• _PROBLEM_:
Below is a block of records; return all of them exactly, but without the images.

• _SOURCE MATERIAL_:

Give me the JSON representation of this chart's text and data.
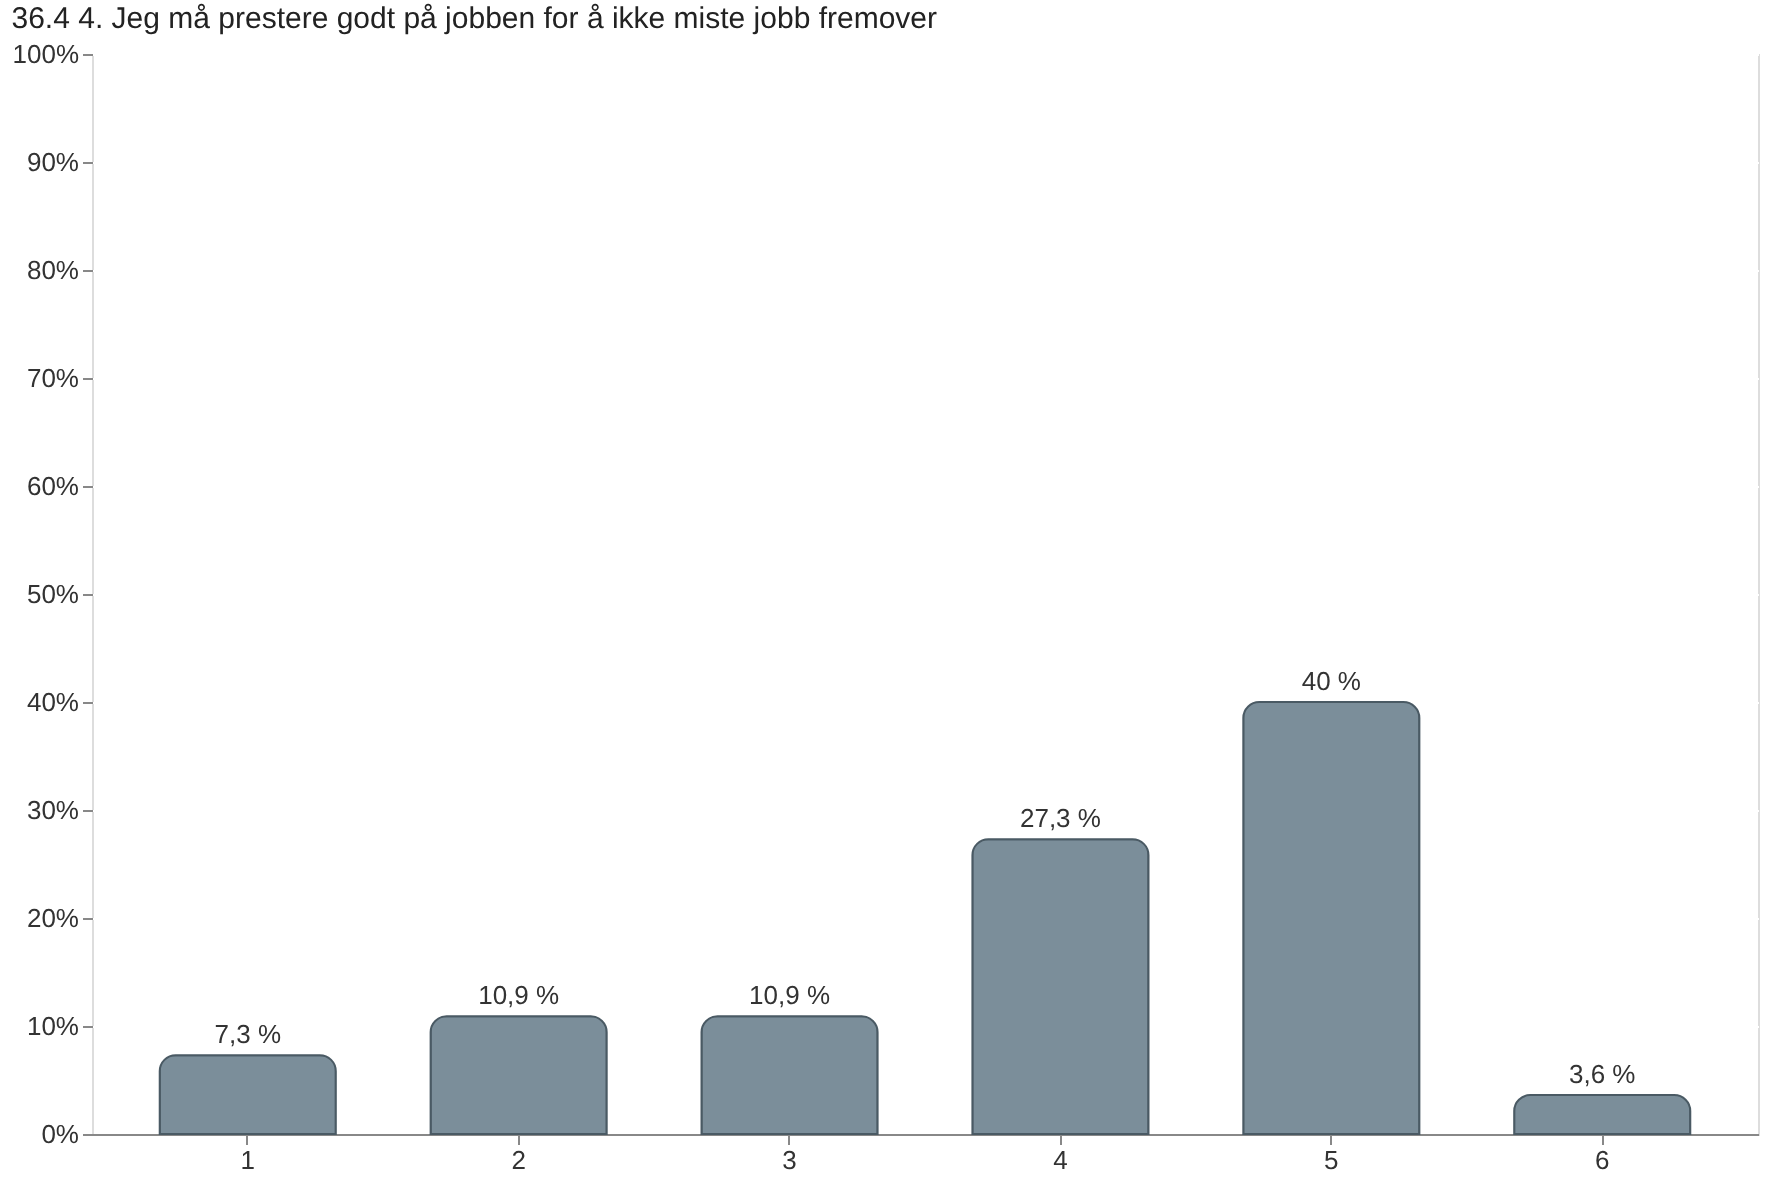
{
  "chart_data": {
    "type": "bar",
    "title": "36.4 4. Jeg må prestere godt på jobben for å ikke miste jobb fremover",
    "categories": [
      "1",
      "2",
      "3",
      "4",
      "5",
      "6"
    ],
    "values": [
      7.3,
      10.9,
      10.9,
      27.3,
      40,
      3.6
    ],
    "value_labels": [
      "7,3 %",
      "10,9 %",
      "10,9 %",
      "27,3 %",
      "40 %",
      "3,6 %"
    ],
    "color": "#7b8e9a",
    "ylim": [
      0,
      100
    ],
    "yticks": [
      {
        "value": 0,
        "label": "0%"
      },
      {
        "value": 10,
        "label": "10%"
      },
      {
        "value": 20,
        "label": "20%"
      },
      {
        "value": 30,
        "label": "30%"
      },
      {
        "value": 40,
        "label": "40%"
      },
      {
        "value": 50,
        "label": "50%"
      },
      {
        "value": 60,
        "label": "60%"
      },
      {
        "value": 70,
        "label": "70%"
      },
      {
        "value": 80,
        "label": "80%"
      },
      {
        "value": 90,
        "label": "90%"
      },
      {
        "value": 100,
        "label": "100%"
      }
    ],
    "grid": true
  }
}
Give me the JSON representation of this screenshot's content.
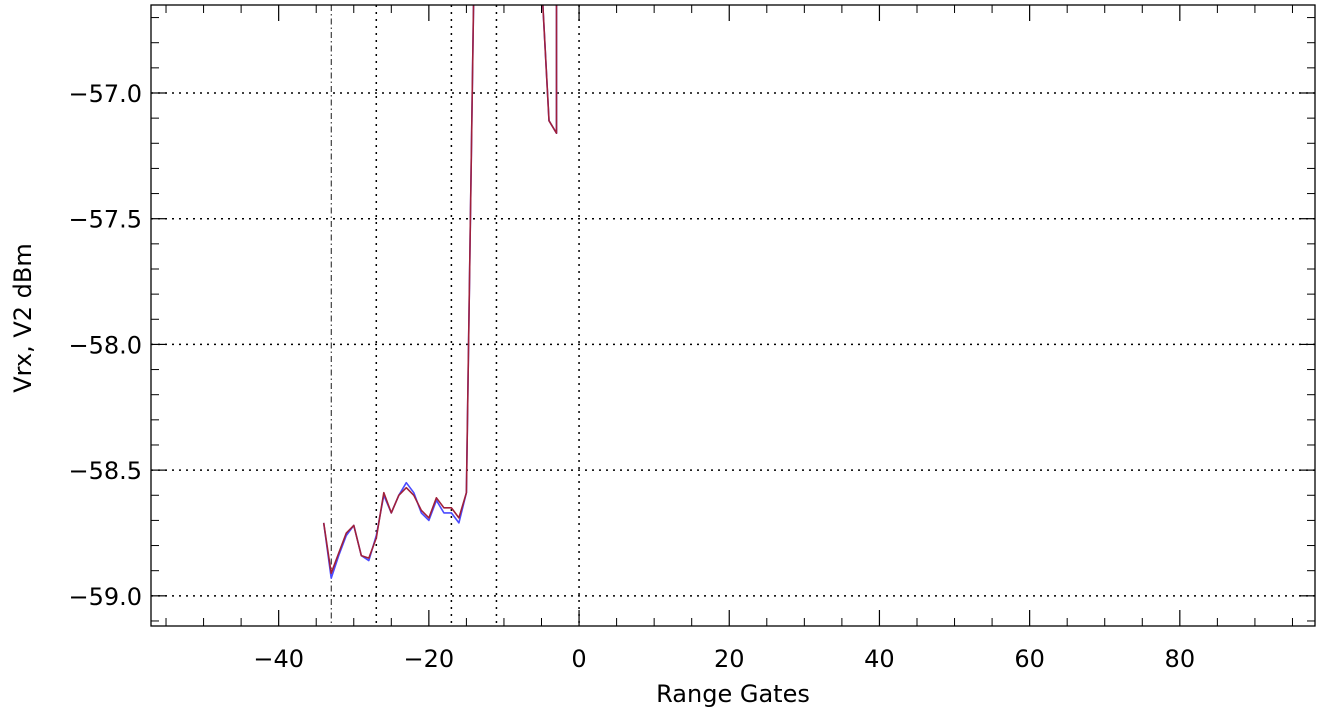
{
  "chart_data": {
    "type": "line",
    "xlabel": "Range Gates",
    "ylabel": "Vrx, V2 dBm",
    "xlim": [
      -57,
      98
    ],
    "ylim": [
      -59.12,
      -56.65
    ],
    "x_ticks": [
      -40,
      -20,
      0,
      20,
      40,
      60,
      80
    ],
    "x_tick_labels": [
      "−40",
      "−20",
      "0",
      "20",
      "40",
      "60",
      "80"
    ],
    "y_ticks": [
      -57.0,
      -57.5,
      -58.0,
      -58.5,
      -59.0
    ],
    "y_tick_labels": [
      "−57.0",
      "−57.5",
      "−58.0",
      "−58.5",
      "−59.0"
    ],
    "grid_y": true,
    "vertical_markers": [
      {
        "x": -33,
        "style": "dash-dot"
      },
      {
        "x": -27,
        "style": "dotted"
      },
      {
        "x": -17,
        "style": "dotted"
      },
      {
        "x": -11,
        "style": "dotted"
      },
      {
        "x": 0,
        "style": "dotted"
      }
    ],
    "series": [
      {
        "color": "#4a4aff",
        "x": [
          -34,
          -33,
          -32,
          -31,
          -30,
          -29,
          -28,
          -27,
          -26,
          -25,
          -24,
          -23,
          -22,
          -21,
          -20,
          -19,
          -18,
          -17,
          -16,
          -15,
          -14,
          -5,
          -4,
          -3,
          -3
        ],
        "values": [
          -58.71,
          -58.93,
          -58.84,
          -58.76,
          -58.72,
          -58.84,
          -58.86,
          -58.76,
          -58.6,
          -58.67,
          -58.6,
          -58.55,
          -58.59,
          -58.67,
          -58.7,
          -58.62,
          -58.67,
          -58.67,
          -58.71,
          -58.59,
          -56.55,
          -56.55,
          -57.11,
          -57.16,
          -56.55
        ]
      },
      {
        "color": "#a0203a",
        "x": [
          -34,
          -33,
          -32,
          -31,
          -30,
          -29,
          -28,
          -27,
          -26,
          -25,
          -24,
          -23,
          -22,
          -21,
          -20,
          -19,
          -18,
          -17,
          -16,
          -15,
          -14,
          -5,
          -4,
          -3,
          -3
        ],
        "values": [
          -58.71,
          -58.91,
          -58.83,
          -58.75,
          -58.72,
          -58.84,
          -58.85,
          -58.77,
          -58.59,
          -58.67,
          -58.6,
          -58.57,
          -58.6,
          -58.66,
          -58.69,
          -58.61,
          -58.65,
          -58.65,
          -58.69,
          -58.59,
          -56.55,
          -56.55,
          -57.11,
          -57.16,
          -56.55
        ]
      }
    ]
  }
}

• _ANSWER TO THE TASK_:
Give me the JSON representation of this chart's text and data.
{
  "chart_data": {
    "type": "bar",
    "title": "36.4 4. Jeg må prestere godt på jobben for å ikke miste jobb fremover",
    "categories": [
      "1",
      "2",
      "3",
      "4",
      "5",
      "6"
    ],
    "values": [
      7.3,
      10.9,
      10.9,
      27.3,
      40,
      3.6
    ],
    "value_labels": [
      "7,3 %",
      "10,9 %",
      "10,9 %",
      "27,3 %",
      "40 %",
      "3,6 %"
    ],
    "color": "#7b8e9a",
    "ylim": [
      0,
      100
    ],
    "yticks": [
      {
        "value": 0,
        "label": "0%"
      },
      {
        "value": 10,
        "label": "10%"
      },
      {
        "value": 20,
        "label": "20%"
      },
      {
        "value": 30,
        "label": "30%"
      },
      {
        "value": 40,
        "label": "40%"
      },
      {
        "value": 50,
        "label": "50%"
      },
      {
        "value": 60,
        "label": "60%"
      },
      {
        "value": 70,
        "label": "70%"
      },
      {
        "value": 80,
        "label": "80%"
      },
      {
        "value": 90,
        "label": "90%"
      },
      {
        "value": 100,
        "label": "100%"
      }
    ],
    "grid": true
  }
}
Give me the JSON representation of this screenshot's content.
{
  "chart_data": {
    "type": "line",
    "xlabel": "Range Gates",
    "ylabel": "Vrx, V2 dBm",
    "xlim": [
      -57,
      98
    ],
    "ylim": [
      -59.12,
      -56.65
    ],
    "x_ticks": [
      -40,
      -20,
      0,
      20,
      40,
      60,
      80
    ],
    "x_tick_labels": [
      "−40",
      "−20",
      "0",
      "20",
      "40",
      "60",
      "80"
    ],
    "y_ticks": [
      -57.0,
      -57.5,
      -58.0,
      -58.5,
      -59.0
    ],
    "y_tick_labels": [
      "−57.0",
      "−57.5",
      "−58.0",
      "−58.5",
      "−59.0"
    ],
    "grid_y": true,
    "vertical_markers": [
      {
        "x": -33,
        "style": "dash-dot"
      },
      {
        "x": -27,
        "style": "dotted"
      },
      {
        "x": -17,
        "style": "dotted"
      },
      {
        "x": -11,
        "style": "dotted"
      },
      {
        "x": 0,
        "style": "dotted"
      }
    ],
    "series": [
      {
        "color": "#4a4aff",
        "x": [
          -34,
          -33,
          -32,
          -31,
          -30,
          -29,
          -28,
          -27,
          -26,
          -25,
          -24,
          -23,
          -22,
          -21,
          -20,
          -19,
          -18,
          -17,
          -16,
          -15,
          -14,
          -5,
          -4,
          -3,
          -3
        ],
        "values": [
          -58.71,
          -58.93,
          -58.84,
          -58.76,
          -58.72,
          -58.84,
          -58.86,
          -58.76,
          -58.6,
          -58.67,
          -58.6,
          -58.55,
          -58.59,
          -58.67,
          -58.7,
          -58.62,
          -58.67,
          -58.67,
          -58.71,
          -58.59,
          -56.55,
          -56.55,
          -57.11,
          -57.16,
          -56.55
        ]
      },
      {
        "color": "#a0203a",
        "x": [
          -34,
          -33,
          -32,
          -31,
          -30,
          -29,
          -28,
          -27,
          -26,
          -25,
          -24,
          -23,
          -22,
          -21,
          -20,
          -19,
          -18,
          -17,
          -16,
          -15,
          -14,
          -5,
          -4,
          -3,
          -3
        ],
        "values": [
          -58.71,
          -58.91,
          -58.83,
          -58.75,
          -58.72,
          -58.84,
          -58.85,
          -58.77,
          -58.59,
          -58.67,
          -58.6,
          -58.57,
          -58.6,
          -58.66,
          -58.69,
          -58.61,
          -58.65,
          -58.65,
          -58.69,
          -58.59,
          -56.55,
          -56.55,
          -57.11,
          -57.16,
          -56.55
        ]
      }
    ]
  }
}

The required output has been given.